• [REQUIRED TASK]: Give back each entry unchanged, minus pictures.

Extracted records
** start **

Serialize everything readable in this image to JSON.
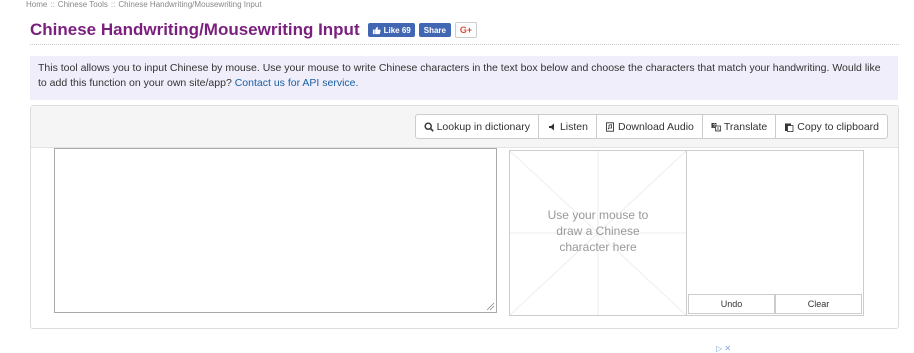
{
  "breadcrumb": {
    "home": "Home",
    "chinese_tools": "Chinese Tools",
    "current": "Chinese Handwriting/Mousewriting Input",
    "separator": "::"
  },
  "header": {
    "title": "Chinese Handwriting/Mousewriting Input",
    "like_label": "Like 69",
    "share_label": "Share",
    "gplus_label": "G+"
  },
  "intro": {
    "text": "This tool allows you to input Chinese by mouse. Use your mouse to write Chinese characters in the text box below and choose the characters that match your handwriting. Would like to add this function on your own site/app? ",
    "link": "Contact us for API service."
  },
  "toolbar": {
    "lookup_label": "Lookup in dictionary",
    "listen_label": "Listen",
    "download_label": "Download Audio",
    "translate_label": "Translate",
    "copy_label": "Copy to clipboard"
  },
  "editor": {
    "value": ""
  },
  "draw_pad": {
    "hint": "Use your mouse to draw a Chinese character here"
  },
  "candidates": {
    "undo_label": "Undo",
    "clear_label": "Clear"
  },
  "ad": {
    "mark": "▷ ✕"
  },
  "colors": {
    "title": "#7b1f7f",
    "facebook": "#4267b2",
    "gplus": "#dd4b39",
    "intro_bg": "#efeefa",
    "link": "#1a5fa3"
  }
}
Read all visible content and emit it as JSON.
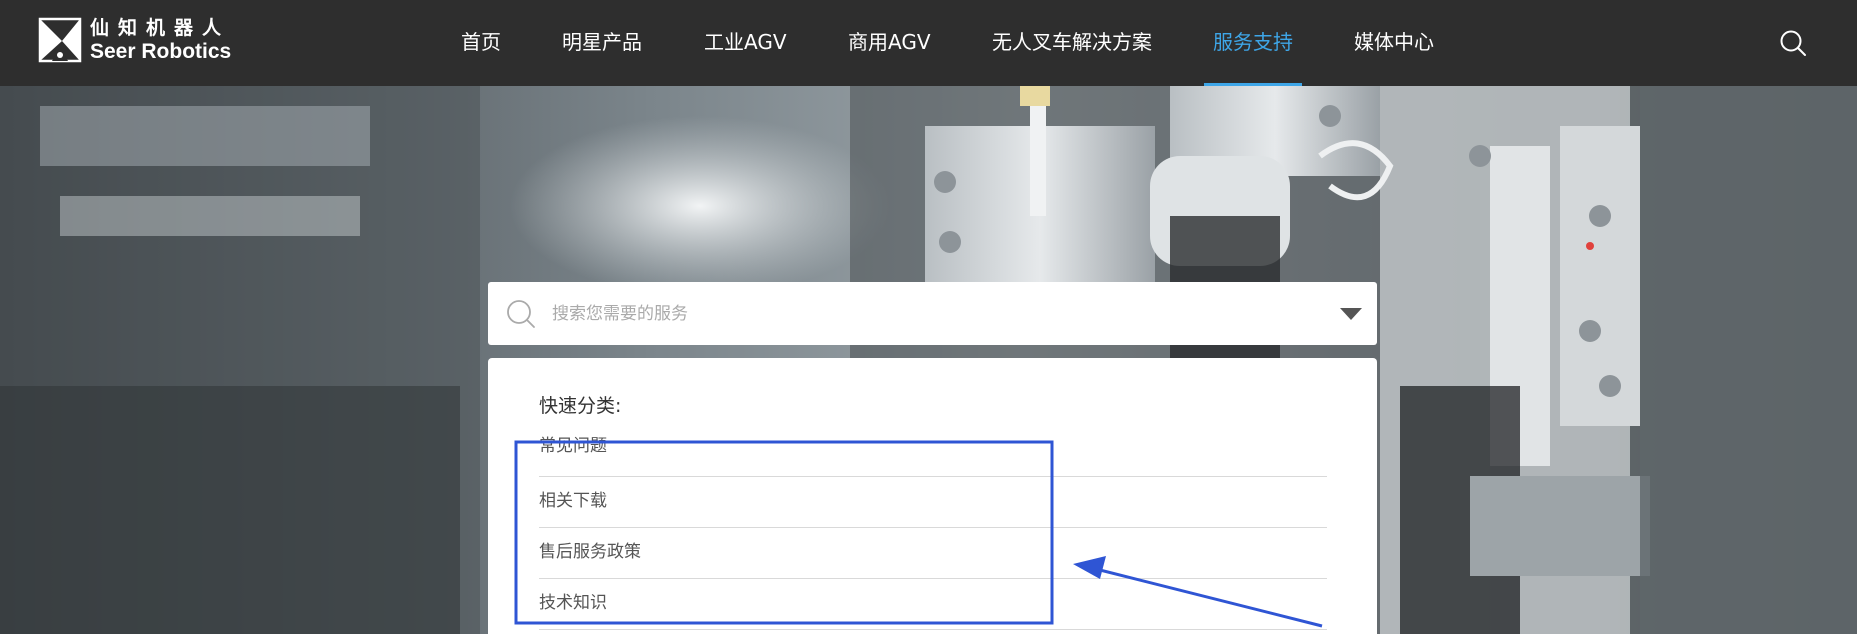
{
  "header": {
    "logo": {
      "cn": "仙知机器人",
      "en": "Seer Robotics"
    },
    "nav": [
      {
        "label": "首页",
        "active": false
      },
      {
        "label": "明星产品",
        "active": false
      },
      {
        "label": "工业AGV",
        "active": false
      },
      {
        "label": "商用AGV",
        "active": false
      },
      {
        "label": "无人叉车解决方案",
        "active": false
      },
      {
        "label": "服务支持",
        "active": true
      },
      {
        "label": "媒体中心",
        "active": false
      }
    ],
    "search_icon": "search-icon"
  },
  "search": {
    "placeholder": "搜索您需要的服务",
    "value": "",
    "icon": "search-icon",
    "dropdown_icon": "caret-down-icon"
  },
  "quick_categories": {
    "title": "快速分类:",
    "items": [
      {
        "label": "常见问题"
      },
      {
        "label": "相关下载"
      },
      {
        "label": "售后服务政策"
      },
      {
        "label": "技术知识"
      }
    ]
  },
  "annotation": {
    "box_color": "#2f55d4",
    "arrow_color": "#2f55d4"
  },
  "colors": {
    "header_bg": "#2e2e2e",
    "accent": "#3ea6e8",
    "text_white": "#ffffff"
  }
}
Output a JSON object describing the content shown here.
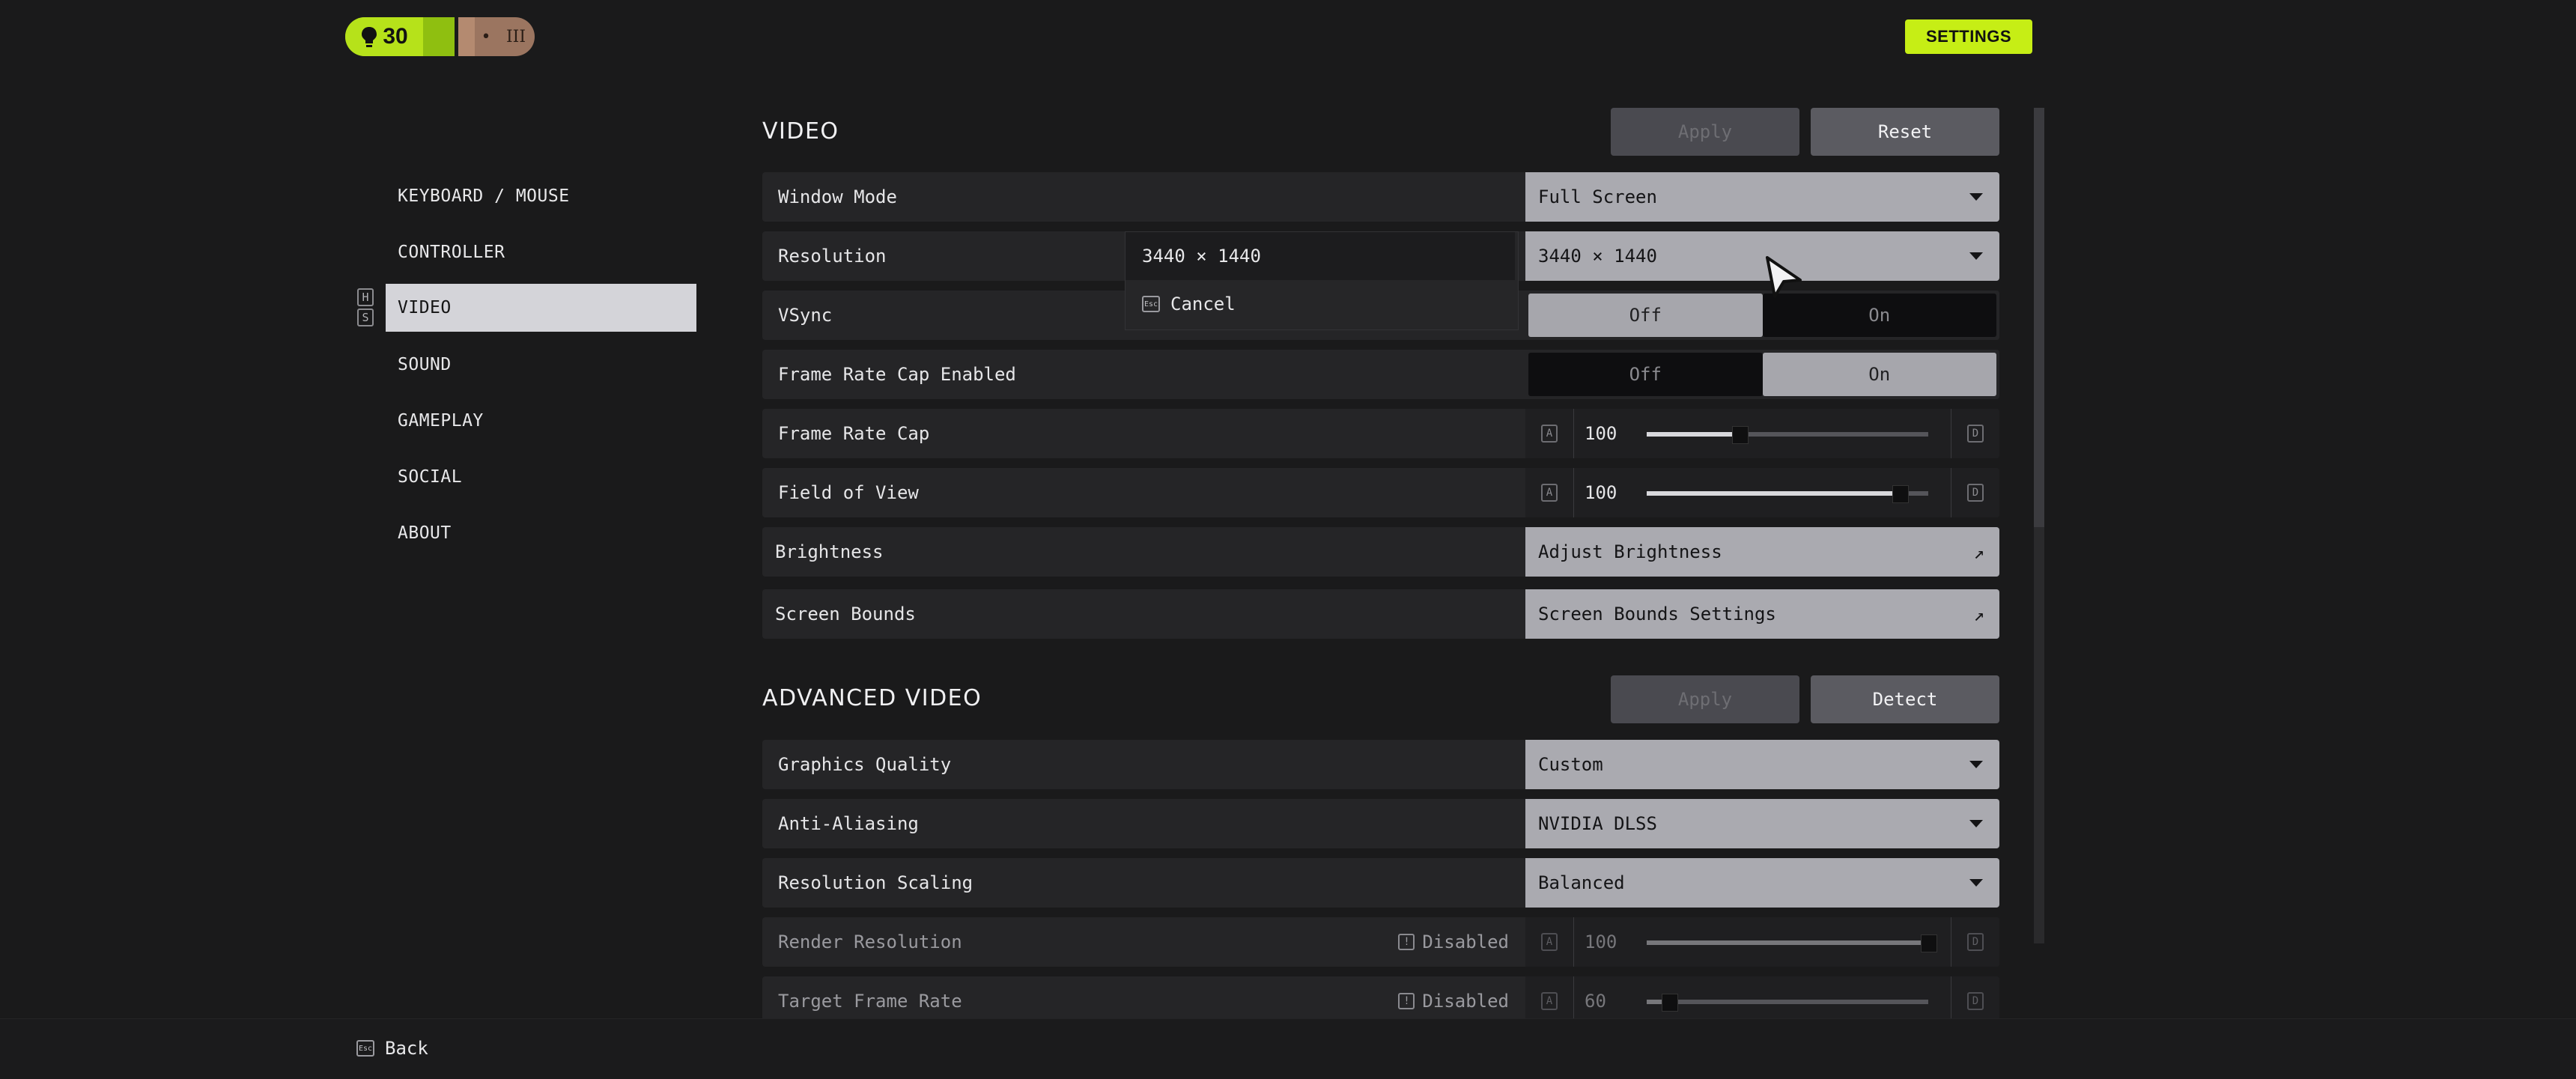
{
  "header": {
    "level": "30",
    "rank_marks": [
      "•",
      "III"
    ],
    "settings_label": "SETTINGS"
  },
  "sidebar": {
    "items": [
      {
        "label": "KEYBOARD / MOUSE"
      },
      {
        "label": "CONTROLLER"
      },
      {
        "label": "VIDEO"
      },
      {
        "label": "SOUND"
      },
      {
        "label": "GAMEPLAY"
      },
      {
        "label": "SOCIAL"
      },
      {
        "label": "ABOUT"
      }
    ],
    "hotkeys": [
      "H",
      "S"
    ]
  },
  "video": {
    "title": "VIDEO",
    "apply_label": "Apply",
    "reset_label": "Reset",
    "window_mode": {
      "label": "Window Mode",
      "value": "Full Screen"
    },
    "resolution": {
      "label": "Resolution",
      "value": "3440 × 1440"
    },
    "vsync": {
      "label": "VSync",
      "off": "Off",
      "on": "On",
      "selected": "Off"
    },
    "frame_cap_enabled": {
      "label": "Frame Rate Cap Enabled",
      "off": "Off",
      "on": "On",
      "selected": "On"
    },
    "frame_cap": {
      "label": "Frame Rate Cap",
      "value": "100",
      "key_left": "A",
      "key_right": "D",
      "level": 0.33
    },
    "fov": {
      "label": "Field of View",
      "value": "100",
      "key_left": "A",
      "key_right": "D",
      "level": 0.9
    },
    "brightness": {
      "label": "Brightness",
      "button": "Adjust Brightness"
    },
    "screen_bounds": {
      "label": "Screen Bounds",
      "button": "Screen Bounds Settings"
    }
  },
  "resolution_popup": {
    "option": "3440 × 1440",
    "cancel": "Cancel",
    "esc_key": "Esc"
  },
  "advanced": {
    "title": "ADVANCED VIDEO",
    "apply_label": "Apply",
    "detect_label": "Detect",
    "graphics_quality": {
      "label": "Graphics Quality",
      "value": "Custom"
    },
    "anti_aliasing": {
      "label": "Anti-Aliasing",
      "value": "NVIDIA DLSS"
    },
    "resolution_scaling": {
      "label": "Resolution Scaling",
      "value": "Balanced"
    },
    "render_resolution": {
      "label": "Render Resolution",
      "status": "Disabled",
      "value": "100",
      "key_left": "A",
      "key_right": "D",
      "level": 1.0
    },
    "target_frame_rate": {
      "label": "Target Frame Rate",
      "status": "Disabled",
      "value": "60",
      "key_left": "A",
      "key_right": "D",
      "level": 0.08
    }
  },
  "footer": {
    "back_label": "Back",
    "esc_key": "Esc"
  },
  "icons": {
    "level_badge": "lightbulb-icon",
    "arrow": "external-arrow-icon",
    "caret": "chevron-down-icon",
    "info": "info-icon"
  }
}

** end **

• [REPLY]:
Serialize everything readable in this image to JSON.
{
  "breadcrumb": {
    "home": "Home",
    "chinese_tools": "Chinese Tools",
    "current": "Chinese Handwriting/Mousewriting Input",
    "separator": "::"
  },
  "header": {
    "title": "Chinese Handwriting/Mousewriting Input",
    "like_label": "Like 69",
    "share_label": "Share",
    "gplus_label": "G+"
  },
  "intro": {
    "text": "This tool allows you to input Chinese by mouse. Use your mouse to write Chinese characters in the text box below and choose the characters that match your handwriting. Would like to add this function on your own site/app? ",
    "link": "Contact us for API service."
  },
  "toolbar": {
    "lookup_label": "Lookup in dictionary",
    "listen_label": "Listen",
    "download_label": "Download Audio",
    "translate_label": "Translate",
    "copy_label": "Copy to clipboard"
  },
  "editor": {
    "value": ""
  },
  "draw_pad": {
    "hint": "Use your mouse to draw a Chinese character here"
  },
  "candidates": {
    "undo_label": "Undo",
    "clear_label": "Clear"
  },
  "ad": {
    "mark": "▷ ✕"
  },
  "colors": {
    "title": "#7b1f7f",
    "facebook": "#4267b2",
    "gplus": "#dd4b39",
    "intro_bg": "#efeefa",
    "link": "#1a5fa3"
  }
}
Read all visible content and emit it as JSON.
{
  "header": {
    "logo": {
      "cn": "仙知机器人",
      "en": "Seer Robotics"
    },
    "nav": [
      {
        "label": "首页",
        "active": false
      },
      {
        "label": "明星产品",
        "active": false
      },
      {
        "label": "工业AGV",
        "active": false
      },
      {
        "label": "商用AGV",
        "active": false
      },
      {
        "label": "无人叉车解决方案",
        "active": false
      },
      {
        "label": "服务支持",
        "active": true
      },
      {
        "label": "媒体中心",
        "active": false
      }
    ],
    "search_icon": "search-icon"
  },
  "search": {
    "placeholder": "搜索您需要的服务",
    "value": "",
    "icon": "search-icon",
    "dropdown_icon": "caret-down-icon"
  },
  "quick_categories": {
    "title": "快速分类:",
    "items": [
      {
        "label": "常见问题"
      },
      {
        "label": "相关下载"
      },
      {
        "label": "售后服务政策"
      },
      {
        "label": "技术知识"
      }
    ]
  },
  "annotation": {
    "box_color": "#2f55d4",
    "arrow_color": "#2f55d4"
  },
  "colors": {
    "header_bg": "#2e2e2e",
    "accent": "#3ea6e8",
    "text_white": "#ffffff"
  }
}
Output a JSON object describing the content shown here.
{
  "header": {
    "level": "30",
    "rank_marks": [
      "•",
      "III"
    ],
    "settings_label": "SETTINGS"
  },
  "sidebar": {
    "items": [
      {
        "label": "KEYBOARD / MOUSE"
      },
      {
        "label": "CONTROLLER"
      },
      {
        "label": "VIDEO"
      },
      {
        "label": "SOUND"
      },
      {
        "label": "GAMEPLAY"
      },
      {
        "label": "SOCIAL"
      },
      {
        "label": "ABOUT"
      }
    ],
    "hotkeys": [
      "H",
      "S"
    ]
  },
  "video": {
    "title": "VIDEO",
    "apply_label": "Apply",
    "reset_label": "Reset",
    "window_mode": {
      "label": "Window Mode",
      "value": "Full Screen"
    },
    "resolution": {
      "label": "Resolution",
      "value": "3440 × 1440"
    },
    "vsync": {
      "label": "VSync",
      "off": "Off",
      "on": "On",
      "selected": "Off"
    },
    "frame_cap_enabled": {
      "label": "Frame Rate Cap Enabled",
      "off": "Off",
      "on": "On",
      "selected": "On"
    },
    "frame_cap": {
      "label": "Frame Rate Cap",
      "value": "100",
      "key_left": "A",
      "key_right": "D",
      "level": 0.33
    },
    "fov": {
      "label": "Field of View",
      "value": "100",
      "key_left": "A",
      "key_right": "D",
      "level": 0.9
    },
    "brightness": {
      "label": "Brightness",
      "button": "Adjust Brightness"
    },
    "screen_bounds": {
      "label": "Screen Bounds",
      "button": "Screen Bounds Settings"
    }
  },
  "resolution_popup": {
    "option": "3440 × 1440",
    "cancel": "Cancel",
    "esc_key": "Esc"
  },
  "advanced": {
    "title": "ADVANCED VIDEO",
    "apply_label": "Apply",
    "detect_label": "Detect",
    "graphics_quality": {
      "label": "Graphics Quality",
      "value": "Custom"
    },
    "anti_aliasing": {
      "label": "Anti-Aliasing",
      "value": "NVIDIA DLSS"
    },
    "resolution_scaling": {
      "label": "Resolution Scaling",
      "value": "Balanced"
    },
    "render_resolution": {
      "label": "Render Resolution",
      "status": "Disabled",
      "value": "100",
      "key_left": "A",
      "key_right": "D",
      "level": 1.0
    },
    "target_frame_rate": {
      "label": "Target Frame Rate",
      "status": "Disabled",
      "value": "60",
      "key_left": "A",
      "key_right": "D",
      "level": 0.08
    }
  },
  "footer": {
    "back_label": "Back",
    "esc_key": "Esc"
  },
  "icons": {
    "level_badge": "lightbulb-icon",
    "arrow": "external-arrow-icon",
    "caret": "chevron-down-icon",
    "info": "info-icon"
  }
}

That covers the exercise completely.